### TASK DIRECTIONS:
Rewrite the material from its first line through the line containing "bullet-text-part: O art.", inclusive, replacing "bullet-item" with "list-entry" and leaving everything else unchanged.

### DATA:
___

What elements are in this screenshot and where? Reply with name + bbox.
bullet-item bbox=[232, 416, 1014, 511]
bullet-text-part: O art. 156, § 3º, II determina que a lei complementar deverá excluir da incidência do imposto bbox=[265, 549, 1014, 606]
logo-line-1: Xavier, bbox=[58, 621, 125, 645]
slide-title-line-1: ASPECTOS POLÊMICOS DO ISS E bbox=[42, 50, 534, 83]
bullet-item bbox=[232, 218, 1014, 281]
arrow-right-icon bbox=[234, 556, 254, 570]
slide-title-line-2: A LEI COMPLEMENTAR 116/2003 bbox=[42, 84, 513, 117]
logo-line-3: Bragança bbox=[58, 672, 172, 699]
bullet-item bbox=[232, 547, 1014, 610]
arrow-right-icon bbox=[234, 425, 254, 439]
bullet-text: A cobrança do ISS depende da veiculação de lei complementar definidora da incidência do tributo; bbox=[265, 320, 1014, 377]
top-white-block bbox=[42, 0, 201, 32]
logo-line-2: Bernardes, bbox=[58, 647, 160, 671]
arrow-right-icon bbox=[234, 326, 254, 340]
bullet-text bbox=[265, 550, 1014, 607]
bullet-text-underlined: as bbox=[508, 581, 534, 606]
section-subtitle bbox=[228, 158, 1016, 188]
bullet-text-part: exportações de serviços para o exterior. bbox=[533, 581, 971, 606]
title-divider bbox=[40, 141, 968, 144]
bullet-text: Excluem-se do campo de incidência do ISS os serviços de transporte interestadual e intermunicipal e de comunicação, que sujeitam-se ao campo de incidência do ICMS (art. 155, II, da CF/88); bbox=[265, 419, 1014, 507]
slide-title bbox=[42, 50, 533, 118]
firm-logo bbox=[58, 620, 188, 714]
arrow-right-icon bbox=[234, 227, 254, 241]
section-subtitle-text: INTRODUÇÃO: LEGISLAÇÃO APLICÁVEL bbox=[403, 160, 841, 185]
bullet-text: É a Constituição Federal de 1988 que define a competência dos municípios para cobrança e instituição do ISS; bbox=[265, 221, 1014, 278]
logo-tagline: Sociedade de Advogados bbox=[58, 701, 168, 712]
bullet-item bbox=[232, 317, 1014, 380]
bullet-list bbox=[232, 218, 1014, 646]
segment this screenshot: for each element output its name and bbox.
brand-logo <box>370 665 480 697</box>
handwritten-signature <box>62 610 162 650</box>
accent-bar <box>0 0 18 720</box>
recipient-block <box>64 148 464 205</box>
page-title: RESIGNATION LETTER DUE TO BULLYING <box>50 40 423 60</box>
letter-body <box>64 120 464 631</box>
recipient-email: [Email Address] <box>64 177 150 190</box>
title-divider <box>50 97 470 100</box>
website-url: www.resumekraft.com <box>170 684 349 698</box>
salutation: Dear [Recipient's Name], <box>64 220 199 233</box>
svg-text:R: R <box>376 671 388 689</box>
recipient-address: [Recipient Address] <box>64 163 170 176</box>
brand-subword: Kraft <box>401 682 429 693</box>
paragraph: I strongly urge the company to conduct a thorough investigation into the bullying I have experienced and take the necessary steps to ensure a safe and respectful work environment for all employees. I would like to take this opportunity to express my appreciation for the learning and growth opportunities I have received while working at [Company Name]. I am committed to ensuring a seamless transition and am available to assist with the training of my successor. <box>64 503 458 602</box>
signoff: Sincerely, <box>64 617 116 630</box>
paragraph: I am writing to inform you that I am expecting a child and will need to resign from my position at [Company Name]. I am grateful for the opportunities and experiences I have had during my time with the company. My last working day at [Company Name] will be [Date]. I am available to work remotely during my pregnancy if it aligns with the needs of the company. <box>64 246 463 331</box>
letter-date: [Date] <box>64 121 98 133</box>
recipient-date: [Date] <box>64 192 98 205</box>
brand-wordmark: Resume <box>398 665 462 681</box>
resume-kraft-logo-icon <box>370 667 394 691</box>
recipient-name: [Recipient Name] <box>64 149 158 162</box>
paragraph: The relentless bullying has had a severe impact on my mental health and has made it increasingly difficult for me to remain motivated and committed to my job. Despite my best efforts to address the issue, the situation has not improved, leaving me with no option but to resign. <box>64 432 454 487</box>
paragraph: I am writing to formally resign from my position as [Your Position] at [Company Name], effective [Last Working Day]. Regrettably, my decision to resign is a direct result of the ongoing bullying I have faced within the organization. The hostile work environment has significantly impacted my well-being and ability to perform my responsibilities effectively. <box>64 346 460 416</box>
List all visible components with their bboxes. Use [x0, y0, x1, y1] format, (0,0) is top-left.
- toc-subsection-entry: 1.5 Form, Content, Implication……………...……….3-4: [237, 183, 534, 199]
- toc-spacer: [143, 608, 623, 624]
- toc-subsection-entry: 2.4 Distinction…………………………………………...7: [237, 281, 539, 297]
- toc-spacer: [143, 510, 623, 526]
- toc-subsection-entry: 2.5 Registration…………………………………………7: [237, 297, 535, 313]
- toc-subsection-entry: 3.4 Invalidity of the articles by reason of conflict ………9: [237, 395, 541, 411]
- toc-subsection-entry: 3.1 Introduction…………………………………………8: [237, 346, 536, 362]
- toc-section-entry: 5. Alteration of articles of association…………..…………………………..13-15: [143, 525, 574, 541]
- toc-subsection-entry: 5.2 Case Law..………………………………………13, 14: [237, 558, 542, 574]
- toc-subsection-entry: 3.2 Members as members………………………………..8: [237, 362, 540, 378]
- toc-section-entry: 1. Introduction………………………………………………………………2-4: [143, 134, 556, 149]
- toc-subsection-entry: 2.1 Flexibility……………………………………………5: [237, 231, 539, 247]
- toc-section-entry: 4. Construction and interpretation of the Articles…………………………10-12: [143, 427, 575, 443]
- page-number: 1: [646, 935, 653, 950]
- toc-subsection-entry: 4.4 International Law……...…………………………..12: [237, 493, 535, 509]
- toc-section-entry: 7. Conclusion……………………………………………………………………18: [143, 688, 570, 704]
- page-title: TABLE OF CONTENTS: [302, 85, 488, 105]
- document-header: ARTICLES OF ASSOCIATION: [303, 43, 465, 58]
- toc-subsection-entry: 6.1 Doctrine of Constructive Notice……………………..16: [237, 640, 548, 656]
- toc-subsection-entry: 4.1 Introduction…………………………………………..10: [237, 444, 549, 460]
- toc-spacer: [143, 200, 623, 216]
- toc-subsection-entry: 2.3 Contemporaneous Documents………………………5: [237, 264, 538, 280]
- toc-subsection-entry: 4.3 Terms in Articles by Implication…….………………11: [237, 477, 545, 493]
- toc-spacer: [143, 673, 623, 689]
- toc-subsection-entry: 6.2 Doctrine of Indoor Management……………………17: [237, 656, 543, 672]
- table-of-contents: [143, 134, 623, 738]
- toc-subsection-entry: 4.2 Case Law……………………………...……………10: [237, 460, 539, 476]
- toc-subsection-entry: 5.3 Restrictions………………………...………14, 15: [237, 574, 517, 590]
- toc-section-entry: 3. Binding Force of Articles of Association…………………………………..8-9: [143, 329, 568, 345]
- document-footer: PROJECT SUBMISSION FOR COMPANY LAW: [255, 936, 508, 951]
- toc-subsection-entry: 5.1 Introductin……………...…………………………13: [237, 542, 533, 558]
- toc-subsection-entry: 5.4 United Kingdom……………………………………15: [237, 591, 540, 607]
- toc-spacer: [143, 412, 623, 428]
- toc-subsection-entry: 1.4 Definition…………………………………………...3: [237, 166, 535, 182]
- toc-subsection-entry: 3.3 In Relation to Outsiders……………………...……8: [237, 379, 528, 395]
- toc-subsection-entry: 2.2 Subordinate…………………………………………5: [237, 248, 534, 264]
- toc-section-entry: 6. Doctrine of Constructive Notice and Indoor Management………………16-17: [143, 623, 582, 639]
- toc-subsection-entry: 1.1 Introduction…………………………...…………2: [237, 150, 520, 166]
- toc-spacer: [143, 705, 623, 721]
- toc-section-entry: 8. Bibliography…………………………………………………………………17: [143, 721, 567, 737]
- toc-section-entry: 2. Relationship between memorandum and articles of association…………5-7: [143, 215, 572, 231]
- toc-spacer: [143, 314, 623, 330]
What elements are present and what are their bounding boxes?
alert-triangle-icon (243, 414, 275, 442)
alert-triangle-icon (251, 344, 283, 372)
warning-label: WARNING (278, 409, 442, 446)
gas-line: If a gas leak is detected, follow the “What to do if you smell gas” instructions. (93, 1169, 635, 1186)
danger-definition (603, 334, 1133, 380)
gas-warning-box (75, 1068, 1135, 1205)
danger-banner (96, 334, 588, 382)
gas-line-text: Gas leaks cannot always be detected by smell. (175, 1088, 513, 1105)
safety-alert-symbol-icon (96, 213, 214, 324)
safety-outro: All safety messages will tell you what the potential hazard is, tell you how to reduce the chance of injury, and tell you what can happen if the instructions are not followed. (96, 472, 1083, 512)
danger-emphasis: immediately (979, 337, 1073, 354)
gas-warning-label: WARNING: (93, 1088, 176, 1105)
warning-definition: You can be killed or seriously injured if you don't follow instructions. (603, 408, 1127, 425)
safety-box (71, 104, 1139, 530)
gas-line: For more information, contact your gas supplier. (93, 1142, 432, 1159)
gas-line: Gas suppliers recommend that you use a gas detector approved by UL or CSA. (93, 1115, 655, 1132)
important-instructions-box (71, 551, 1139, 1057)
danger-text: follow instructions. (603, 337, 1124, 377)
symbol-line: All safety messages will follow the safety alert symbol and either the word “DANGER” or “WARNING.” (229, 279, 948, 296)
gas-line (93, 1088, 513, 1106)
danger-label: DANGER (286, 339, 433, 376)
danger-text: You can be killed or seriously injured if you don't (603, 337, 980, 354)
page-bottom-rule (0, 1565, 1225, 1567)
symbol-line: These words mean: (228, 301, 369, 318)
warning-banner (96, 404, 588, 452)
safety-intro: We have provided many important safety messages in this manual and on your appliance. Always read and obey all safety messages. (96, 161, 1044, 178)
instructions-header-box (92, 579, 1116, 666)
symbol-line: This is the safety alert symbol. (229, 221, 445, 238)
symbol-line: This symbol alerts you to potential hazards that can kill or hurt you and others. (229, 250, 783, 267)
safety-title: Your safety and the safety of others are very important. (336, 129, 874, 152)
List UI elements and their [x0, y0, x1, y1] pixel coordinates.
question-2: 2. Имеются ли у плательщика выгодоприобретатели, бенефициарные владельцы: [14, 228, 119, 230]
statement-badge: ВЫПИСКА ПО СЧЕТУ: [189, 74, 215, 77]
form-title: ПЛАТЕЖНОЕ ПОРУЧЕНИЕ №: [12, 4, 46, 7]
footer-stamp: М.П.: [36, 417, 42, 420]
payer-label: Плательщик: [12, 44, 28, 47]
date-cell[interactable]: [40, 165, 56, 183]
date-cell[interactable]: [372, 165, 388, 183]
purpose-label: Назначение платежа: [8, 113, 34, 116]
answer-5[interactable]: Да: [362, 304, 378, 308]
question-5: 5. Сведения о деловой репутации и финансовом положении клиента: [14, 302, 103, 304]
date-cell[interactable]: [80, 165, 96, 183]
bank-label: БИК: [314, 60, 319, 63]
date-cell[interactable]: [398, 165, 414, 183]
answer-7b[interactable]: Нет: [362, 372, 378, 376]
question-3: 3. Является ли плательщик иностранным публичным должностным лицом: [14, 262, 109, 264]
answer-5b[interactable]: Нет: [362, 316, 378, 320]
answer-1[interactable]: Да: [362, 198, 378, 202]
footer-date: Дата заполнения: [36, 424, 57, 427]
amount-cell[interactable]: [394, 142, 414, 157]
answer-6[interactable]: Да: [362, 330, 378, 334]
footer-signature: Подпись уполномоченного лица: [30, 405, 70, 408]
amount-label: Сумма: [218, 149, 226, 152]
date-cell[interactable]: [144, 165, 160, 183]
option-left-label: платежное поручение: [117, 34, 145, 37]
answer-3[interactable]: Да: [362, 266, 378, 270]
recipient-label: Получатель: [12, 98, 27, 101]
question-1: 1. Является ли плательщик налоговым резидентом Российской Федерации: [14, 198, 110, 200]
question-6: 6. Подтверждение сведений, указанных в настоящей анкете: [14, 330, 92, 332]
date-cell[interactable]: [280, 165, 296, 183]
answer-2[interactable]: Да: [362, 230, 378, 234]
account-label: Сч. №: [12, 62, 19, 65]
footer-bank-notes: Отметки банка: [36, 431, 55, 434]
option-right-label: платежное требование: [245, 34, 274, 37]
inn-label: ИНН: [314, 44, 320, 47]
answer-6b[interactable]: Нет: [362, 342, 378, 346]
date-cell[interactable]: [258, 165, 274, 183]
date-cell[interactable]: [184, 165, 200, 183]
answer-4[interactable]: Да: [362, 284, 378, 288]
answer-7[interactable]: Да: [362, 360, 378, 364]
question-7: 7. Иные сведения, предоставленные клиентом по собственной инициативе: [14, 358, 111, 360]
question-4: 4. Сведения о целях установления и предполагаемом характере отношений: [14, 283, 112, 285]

___

### ANSWER TO THIS TASK:
What elements are in this screenshot and where? Reply with name + bbox.
list-entry bbox=[232, 416, 1014, 511]
bullet-text-part: O art. 156, § 3º, II determina que a lei complementar deverá excluir da incidência do imposto bbox=[265, 549, 1014, 606]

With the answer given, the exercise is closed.